### Objective
Every line of the data must be copied exactly.

........

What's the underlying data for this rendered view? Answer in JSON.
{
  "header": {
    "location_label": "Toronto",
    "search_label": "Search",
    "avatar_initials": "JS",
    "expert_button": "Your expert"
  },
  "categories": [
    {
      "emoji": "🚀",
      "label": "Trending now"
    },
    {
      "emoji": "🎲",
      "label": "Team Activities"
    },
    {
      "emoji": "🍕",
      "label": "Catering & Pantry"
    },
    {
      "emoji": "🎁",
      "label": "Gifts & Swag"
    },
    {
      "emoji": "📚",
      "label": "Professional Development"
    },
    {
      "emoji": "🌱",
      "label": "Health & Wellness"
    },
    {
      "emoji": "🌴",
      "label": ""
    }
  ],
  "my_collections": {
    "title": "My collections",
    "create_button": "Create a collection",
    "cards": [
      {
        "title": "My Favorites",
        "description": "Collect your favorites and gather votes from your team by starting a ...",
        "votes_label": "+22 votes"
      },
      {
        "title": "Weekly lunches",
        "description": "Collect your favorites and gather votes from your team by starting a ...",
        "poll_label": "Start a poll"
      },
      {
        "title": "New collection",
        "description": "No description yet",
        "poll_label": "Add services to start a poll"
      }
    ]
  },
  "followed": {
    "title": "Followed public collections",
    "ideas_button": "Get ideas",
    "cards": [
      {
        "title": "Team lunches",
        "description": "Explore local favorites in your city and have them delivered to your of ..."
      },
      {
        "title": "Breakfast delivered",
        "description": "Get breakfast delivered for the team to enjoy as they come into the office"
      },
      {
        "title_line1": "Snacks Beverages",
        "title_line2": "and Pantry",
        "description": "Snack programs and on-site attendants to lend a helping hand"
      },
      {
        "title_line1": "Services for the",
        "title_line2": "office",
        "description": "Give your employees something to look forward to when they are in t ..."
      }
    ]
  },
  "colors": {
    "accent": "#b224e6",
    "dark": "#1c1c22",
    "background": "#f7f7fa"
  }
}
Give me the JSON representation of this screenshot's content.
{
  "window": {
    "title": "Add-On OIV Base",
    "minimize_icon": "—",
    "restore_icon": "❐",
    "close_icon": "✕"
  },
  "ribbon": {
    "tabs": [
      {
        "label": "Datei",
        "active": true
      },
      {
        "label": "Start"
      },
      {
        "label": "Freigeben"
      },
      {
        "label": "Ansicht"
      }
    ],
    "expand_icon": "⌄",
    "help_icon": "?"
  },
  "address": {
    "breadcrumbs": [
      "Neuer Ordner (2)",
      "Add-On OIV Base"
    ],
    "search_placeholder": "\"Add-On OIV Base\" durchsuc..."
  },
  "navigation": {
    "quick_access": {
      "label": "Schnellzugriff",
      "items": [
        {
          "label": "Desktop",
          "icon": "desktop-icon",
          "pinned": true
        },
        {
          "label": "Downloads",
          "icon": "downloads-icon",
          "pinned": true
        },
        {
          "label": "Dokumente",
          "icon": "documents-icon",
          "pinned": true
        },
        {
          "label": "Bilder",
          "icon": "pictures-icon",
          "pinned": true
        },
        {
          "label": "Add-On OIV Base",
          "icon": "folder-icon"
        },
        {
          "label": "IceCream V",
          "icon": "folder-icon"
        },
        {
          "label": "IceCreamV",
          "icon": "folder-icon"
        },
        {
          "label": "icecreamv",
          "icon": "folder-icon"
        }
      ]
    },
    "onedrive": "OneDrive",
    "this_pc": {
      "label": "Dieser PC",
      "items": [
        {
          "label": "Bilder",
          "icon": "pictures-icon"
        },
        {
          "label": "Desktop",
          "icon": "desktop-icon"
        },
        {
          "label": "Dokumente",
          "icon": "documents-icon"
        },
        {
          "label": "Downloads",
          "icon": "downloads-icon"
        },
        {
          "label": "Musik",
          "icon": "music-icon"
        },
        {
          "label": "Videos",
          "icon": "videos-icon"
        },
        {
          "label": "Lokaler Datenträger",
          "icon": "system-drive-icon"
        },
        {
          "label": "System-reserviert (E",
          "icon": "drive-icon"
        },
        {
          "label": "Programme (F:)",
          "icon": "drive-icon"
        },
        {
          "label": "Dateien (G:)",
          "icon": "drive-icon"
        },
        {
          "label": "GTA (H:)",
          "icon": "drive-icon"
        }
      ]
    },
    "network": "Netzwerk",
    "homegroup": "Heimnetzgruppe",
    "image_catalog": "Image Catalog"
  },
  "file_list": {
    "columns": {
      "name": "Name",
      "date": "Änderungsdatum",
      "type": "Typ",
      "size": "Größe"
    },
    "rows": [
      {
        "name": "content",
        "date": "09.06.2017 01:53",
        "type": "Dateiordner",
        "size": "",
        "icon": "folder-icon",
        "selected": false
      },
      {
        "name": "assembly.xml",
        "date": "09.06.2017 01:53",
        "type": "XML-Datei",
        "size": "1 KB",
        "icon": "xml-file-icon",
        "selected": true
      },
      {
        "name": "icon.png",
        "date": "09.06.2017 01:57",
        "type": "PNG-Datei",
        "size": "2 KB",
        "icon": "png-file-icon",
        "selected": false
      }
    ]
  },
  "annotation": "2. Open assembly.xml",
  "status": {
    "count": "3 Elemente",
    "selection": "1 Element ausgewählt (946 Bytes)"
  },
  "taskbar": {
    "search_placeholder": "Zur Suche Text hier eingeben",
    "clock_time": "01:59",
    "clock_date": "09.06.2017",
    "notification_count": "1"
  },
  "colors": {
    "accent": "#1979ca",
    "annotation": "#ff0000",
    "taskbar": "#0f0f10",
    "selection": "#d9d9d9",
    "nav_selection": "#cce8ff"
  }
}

........

### Complete answer
What's the underlying data for this rendered view? Answer in JSON.
{
  "header": {
    "location_label": "Toronto",
    "search_label": "Search",
    "avatar_initials": "JS",
    "expert_button": "Your expert"
  },
  "categories": [
    {
      "emoji": "🚀",
      "label": "Trending now"
    },
    {
      "emoji": "🎲",
      "label": "Team Activities"
    },
    {
      "emoji": "🍕",
      "label": "Catering & Pantry"
    },
    {
      "emoji": "🎁",
      "label": "Gifts & Swag"
    },
    {
      "emoji": "📚",
      "label": "Professional Development"
    },
    {
      "emoji": "🌱",
      "label": "Health & Wellness"
    },
    {
      "emoji": "🌴",
      "label": ""
    }
  ],
  "my_collections": {
    "title": "My collections",
    "create_button": "Create a collection",
    "cards": [
      {
        "title": "My Favorites",
        "description": "Collect your favorites and gather votes from your team by starting a ...",
        "votes_label": "+22 votes"
      },
      {
        "title": "Weekly lunches",
        "description": "Collect your favorites and gather votes from your team by starting a ...",
        "poll_label": "Start a poll"
      },
      {
        "title": "New collection",
        "description": "No description yet",
        "poll_label": "Add services to start a poll"
      }
    ]
  },
  "followed": {
    "title": "Followed public collections",
    "ideas_button": "Get ideas",
    "cards": [
      {
        "title": "Team lunches",
        "description": "Explore local favorites in your city and have them delivered to your of ..."
      },
      {
        "title": "Breakfast delivered",
        "description": "Get breakfast delivered for the team to enjoy as they come into the office"
      },
      {
        "title_line1": "Snacks Beverages",
        "title_line2": "and Pantry",
        "description": "Snack programs and on-site attendants to lend a helping hand"
      },
      {
        "title_line1": "Services for the",
        "title_line2": "office",
        "description": "Give your employees something to look forward to when they are in t ..."
      }
    ]
  },
  "colors": {
    "accent": "#b224e6",
    "dark": "#1c1c22",
    "background": "#f7f7fa"
  }
}
Give me the JSON representation of this screenshot's content.
{
  "window": {
    "title": "Add-On OIV Base",
    "minimize_icon": "—",
    "restore_icon": "❐",
    "close_icon": "✕"
  },
  "ribbon": {
    "tabs": [
      {
        "label": "Datei",
        "active": true
      },
      {
        "label": "Start"
      },
      {
        "label": "Freigeben"
      },
      {
        "label": "Ansicht"
      }
    ],
    "expand_icon": "⌄",
    "help_icon": "?"
  },
  "address": {
    "breadcrumbs": [
      "Neuer Ordner (2)",
      "Add-On OIV Base"
    ],
    "search_placeholder": "\"Add-On OIV Base\" durchsuc..."
  },
  "navigation": {
    "quick_access": {
      "label": "Schnellzugriff",
      "items": [
        {
          "label": "Desktop",
          "icon": "desktop-icon",
          "pinned": true
        },
        {
          "label": "Downloads",
          "icon": "downloads-icon",
          "pinned": true
        },
        {
          "label": "Dokumente",
          "icon": "documents-icon",
          "pinned": true
        },
        {
          "label": "Bilder",
          "icon": "pictures-icon",
          "pinned": true
        },
        {
          "label": "Add-On OIV Base",
          "icon": "folder-icon"
        },
        {
          "label": "IceCream V",
          "icon": "folder-icon"
        },
        {
          "label": "IceCreamV",
          "icon": "folder-icon"
        },
        {
          "label": "icecreamv",
          "icon": "folder-icon"
        }
      ]
    },
    "onedrive": "OneDrive",
    "this_pc": {
      "label": "Dieser PC",
      "items": [
        {
          "label": "Bilder",
          "icon": "pictures-icon"
        },
        {
          "label": "Desktop",
          "icon": "desktop-icon"
        },
        {
          "label": "Dokumente",
          "icon": "documents-icon"
        },
        {
          "label": "Downloads",
          "icon": "downloads-icon"
        },
        {
          "label": "Musik",
          "icon": "music-icon"
        },
        {
          "label": "Videos",
          "icon": "videos-icon"
        },
        {
          "label": "Lokaler Datenträger",
          "icon": "system-drive-icon"
        },
        {
          "label": "System-reserviert (E",
          "icon": "drive-icon"
        },
        {
          "label": "Programme (F:)",
          "icon": "drive-icon"
        },
        {
          "label": "Dateien (G:)",
          "icon": "drive-icon"
        },
        {
          "label": "GTA (H:)",
          "icon": "drive-icon"
        }
      ]
    },
    "network": "Netzwerk",
    "homegroup": "Heimnetzgruppe",
    "image_catalog": "Image Catalog"
  },
  "file_list": {
    "columns": {
      "name": "Name",
      "date": "Änderungsdatum",
      "type": "Typ",
      "size": "Größe"
    },
    "rows": [
      {
        "name": "content",
        "date": "09.06.2017 01:53",
        "type": "Dateiordner",
        "size": "",
        "icon": "folder-icon",
        "selected": false
      },
      {
        "name": "assembly.xml",
        "date": "09.06.2017 01:53",
        "type": "XML-Datei",
        "size": "1 KB",
        "icon": "xml-file-icon",
        "selected": true
      },
      {
        "name": "icon.png",
        "date": "09.06.2017 01:57",
        "type": "PNG-Datei",
        "size": "2 KB",
        "icon": "png-file-icon",
        "selected": false
      }
    ]
  },
  "annotation": "2. Open assembly.xml",
  "status": {
    "count": "3 Elemente",
    "selection": "1 Element ausgewählt (946 Bytes)"
  },
  "taskbar": {
    "search_placeholder": "Zur Suche Text hier eingeben",
    "clock_time": "01:59",
    "clock_date": "09.06.2017",
    "notification_count": "1"
  },
  "colors": {
    "accent": "#1979ca",
    "annotation": "#ff0000",
    "taskbar": "#0f0f10",
    "selection": "#d9d9d9",
    "nav_selection": "#cce8ff"
  }
}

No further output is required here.